>>>
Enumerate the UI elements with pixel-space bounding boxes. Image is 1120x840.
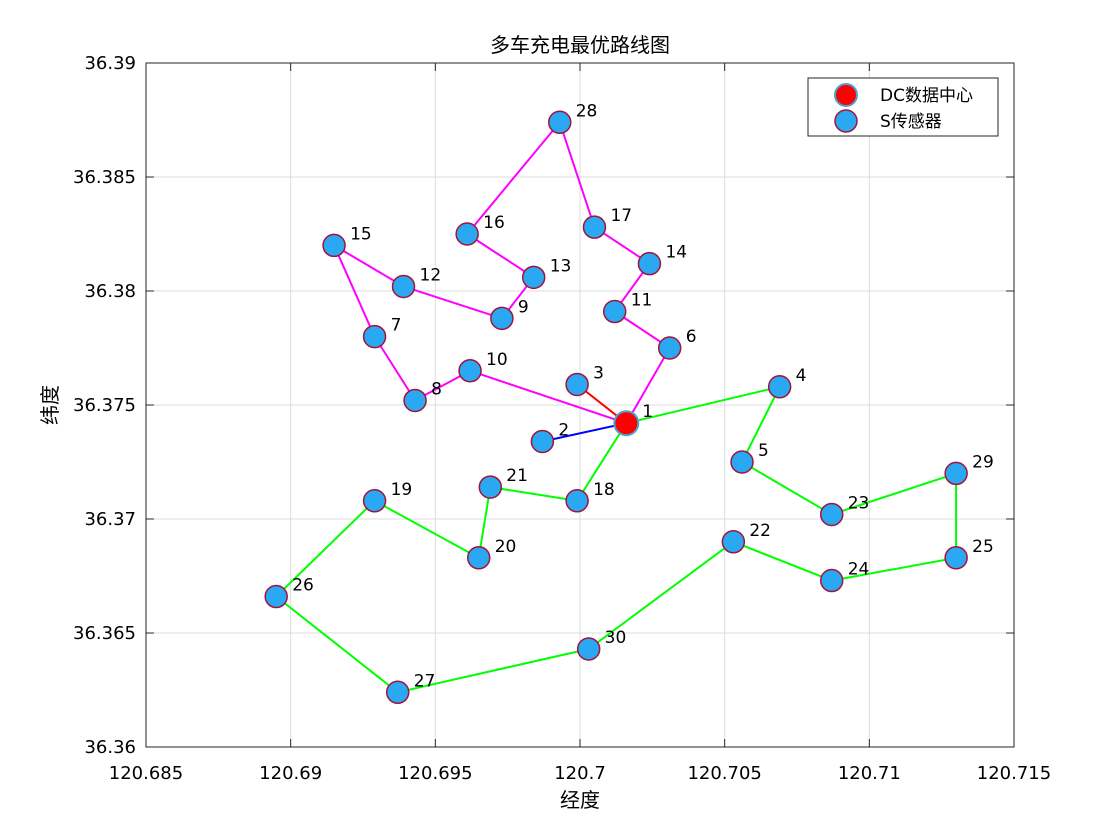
point-label: 12 [420, 265, 442, 285]
point-label: 30 [605, 628, 627, 648]
sensor-point [458, 359, 482, 383]
sensor-point [403, 388, 427, 413]
legend: DC数据中心 S传感器 [807, 77, 999, 137]
point-label: 19 [391, 480, 413, 500]
sensor-point [657, 336, 682, 360]
point-label: 8 [431, 379, 442, 399]
point-label: 17 [610, 206, 632, 226]
point-label: 27 [414, 671, 436, 691]
sensor-point [391, 274, 416, 299]
sensor-point [490, 306, 514, 331]
point-label: 22 [749, 521, 771, 541]
data-points [264, 110, 968, 705]
legend-dc-label: DC数据中心 [880, 86, 973, 106]
point-label: 13 [550, 256, 572, 276]
legend-sensor-label: S传感器 [880, 112, 942, 132]
point-label: 3 [593, 363, 604, 383]
sensor-point [721, 530, 746, 554]
sensor-point [944, 461, 968, 486]
x-axis-label: 经度 [560, 788, 600, 812]
point-label: 16 [483, 213, 505, 233]
point-label: 9 [518, 297, 529, 317]
x-tick-label: 120.71 [838, 763, 901, 784]
sensor-point [602, 299, 627, 324]
sensor-point [565, 372, 589, 397]
sensor-point [730, 450, 754, 474]
point-label: 29 [972, 452, 994, 472]
axis-ticks: 120.685 120.69 120.695 120.7 120.705 120.71 12… [73, 53, 1051, 784]
sensor-point [767, 375, 792, 399]
point-label: 15 [350, 224, 372, 244]
point-label: 6 [686, 327, 697, 347]
sensor-point [819, 502, 844, 527]
legend-sensor-marker [834, 109, 858, 133]
sensor-point [944, 546, 968, 570]
sensor-point [582, 215, 607, 239]
y-tick-label: 36.36 [84, 737, 136, 758]
sensor-point [521, 265, 546, 290]
sensor-point [565, 489, 589, 513]
legend-dc-marker [834, 83, 858, 107]
y-tick-label: 36.365 [73, 623, 136, 644]
sensor-point [264, 584, 288, 609]
sensor-point [455, 222, 479, 246]
point-label: 2 [558, 420, 569, 440]
route-line [542, 422, 627, 443]
point-label: 23 [848, 493, 870, 513]
sensor-point [819, 568, 844, 593]
y-tick-label: 36.39 [84, 53, 136, 74]
y-tick-label: 36.385 [73, 167, 136, 188]
point-label: 10 [486, 350, 508, 370]
sensor-point [637, 251, 662, 276]
point-label: 14 [665, 243, 687, 263]
sensor-point [530, 429, 555, 454]
y-tick-label: 36.37 [84, 509, 136, 530]
point-label: 20 [495, 537, 517, 557]
point-label: 28 [576, 101, 598, 121]
point-label: 18 [593, 480, 615, 500]
x-tick-label: 120.705 [687, 763, 761, 784]
sensor-point [385, 680, 410, 705]
y-axis-label: 纬度 [38, 385, 62, 425]
x-tick-label: 120.715 [977, 763, 1051, 784]
x-tick-label: 120.685 [109, 763, 183, 784]
x-tick-label: 120.695 [398, 763, 472, 784]
sensor-point [466, 546, 491, 570]
sensor-point [362, 324, 387, 349]
chart-title: 多车充电最优路线图 [490, 33, 670, 57]
sensor-point [547, 110, 572, 135]
route-line [275, 385, 958, 694]
grid-lines [146, 63, 1014, 747]
point-label: 25 [972, 537, 994, 557]
data-center-point [613, 410, 640, 437]
x-tick-label: 120.7 [554, 763, 606, 784]
point-label: 4 [796, 366, 807, 386]
sensor-point [362, 489, 387, 513]
sensor-point [576, 637, 601, 661]
point-label: 7 [391, 316, 402, 336]
point-label: 5 [758, 441, 769, 461]
point-label: 1 [642, 402, 653, 422]
point-label: 24 [848, 560, 870, 580]
sensor-point [478, 475, 503, 499]
point-label: 11 [631, 291, 653, 311]
y-tick-label: 36.38 [84, 281, 136, 302]
y-tick-label: 36.375 [73, 395, 136, 416]
point-label: 26 [292, 576, 314, 596]
sensor-point [322, 233, 346, 258]
x-tick-label: 120.69 [259, 763, 322, 784]
point-label: 21 [506, 466, 528, 486]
<<<
Task requirements => Switch every "sensor-point" in the entries above to "sensor-dot" and write the entries out again with nothing else changed. Leave the pictures out.

Completed exercise =>
Enumerate the UI elements with pixel-space bounding boxes. Image is 1120x840.
point-label: 12 [420, 265, 442, 285]
point-label: 30 [605, 628, 627, 648]
sensor-dot [458, 359, 482, 383]
sensor-dot [403, 388, 427, 413]
legend: DC数据中心 S传感器 [807, 77, 999, 137]
point-label: 19 [391, 480, 413, 500]
sensor-dot [657, 336, 682, 360]
point-label: 8 [431, 379, 442, 399]
point-label: 17 [610, 206, 632, 226]
point-label: 27 [414, 671, 436, 691]
sensor-dot [391, 274, 416, 299]
sensor-dot [490, 306, 514, 331]
point-label: 22 [749, 521, 771, 541]
data-points [264, 110, 968, 705]
legend-dc-label: DC数据中心 [880, 86, 973, 106]
point-label: 13 [550, 256, 572, 276]
legend-sensor-label: S传感器 [880, 112, 942, 132]
point-label: 3 [593, 363, 604, 383]
sensor-dot [721, 530, 746, 554]
sensor-dot [944, 461, 968, 486]
x-axis-label: 经度 [560, 788, 600, 812]
point-label: 16 [483, 213, 505, 233]
point-label: 9 [518, 297, 529, 317]
x-tick-label: 120.71 [838, 763, 901, 784]
sensor-dot [602, 299, 627, 324]
sensor-dot [565, 372, 589, 397]
sensor-dot [730, 450, 754, 474]
point-label: 29 [972, 452, 994, 472]
axis-ticks: 120.685 120.69 120.695 120.7 120.705 120.71 12… [73, 53, 1051, 784]
sensor-dot [767, 375, 792, 399]
point-label: 15 [350, 224, 372, 244]
point-label: 6 [686, 327, 697, 347]
sensor-dot [819, 502, 844, 527]
legend-sensor-marker [834, 109, 858, 133]
sensor-dot [944, 546, 968, 570]
sensor-dot [582, 215, 607, 239]
y-tick-label: 36.36 [84, 737, 136, 758]
sensor-dot [521, 265, 546, 290]
sensor-dot [565, 489, 589, 513]
legend-dc-marker [834, 83, 858, 107]
y-tick-label: 36.365 [73, 623, 136, 644]
sensor-dot [264, 584, 288, 609]
sensor-dot [455, 222, 479, 246]
point-label: 2 [558, 420, 569, 440]
route-line [542, 422, 627, 443]
point-label: 23 [848, 493, 870, 513]
sensor-dot [819, 568, 844, 593]
y-tick-label: 36.39 [84, 53, 136, 74]
y-tick-label: 36.385 [73, 167, 136, 188]
point-label: 10 [486, 350, 508, 370]
sensor-dot [637, 251, 662, 276]
point-label: 14 [665, 243, 687, 263]
sensor-dot [530, 429, 555, 454]
y-tick-label: 36.37 [84, 509, 136, 530]
point-label: 20 [495, 537, 517, 557]
point-label: 28 [576, 101, 598, 121]
point-label: 18 [593, 480, 615, 500]
x-tick-label: 120.705 [687, 763, 761, 784]
sensor-dot [385, 680, 410, 705]
y-axis-label: 纬度 [38, 385, 62, 425]
x-tick-label: 120.715 [977, 763, 1051, 784]
x-tick-label: 120.685 [109, 763, 183, 784]
x-tick-label: 120.695 [398, 763, 472, 784]
sensor-dot [466, 546, 491, 570]
sensor-dot [362, 324, 387, 349]
chart-title: 多车充电最优路线图 [490, 33, 670, 57]
sensor-dot [547, 110, 572, 135]
route-line [275, 385, 958, 694]
grid-lines [146, 63, 1014, 747]
point-label: 25 [972, 537, 994, 557]
data-center-point [613, 410, 640, 437]
x-tick-label: 120.7 [554, 763, 606, 784]
point-label: 4 [796, 366, 807, 386]
sensor-dot [362, 489, 387, 513]
sensor-dot [576, 637, 601, 661]
point-label: 7 [391, 316, 402, 336]
point-label: 5 [758, 441, 769, 461]
point-label: 1 [642, 402, 653, 422]
point-label: 24 [848, 560, 870, 580]
sensor-dot [478, 475, 503, 499]
point-label: 11 [631, 291, 653, 311]
y-tick-label: 36.38 [84, 281, 136, 302]
y-tick-label: 36.375 [73, 395, 136, 416]
point-label: 26 [292, 576, 314, 596]
sensor-dot [322, 233, 346, 258]
x-tick-label: 120.69 [259, 763, 322, 784]
point-label: 21 [506, 466, 528, 486]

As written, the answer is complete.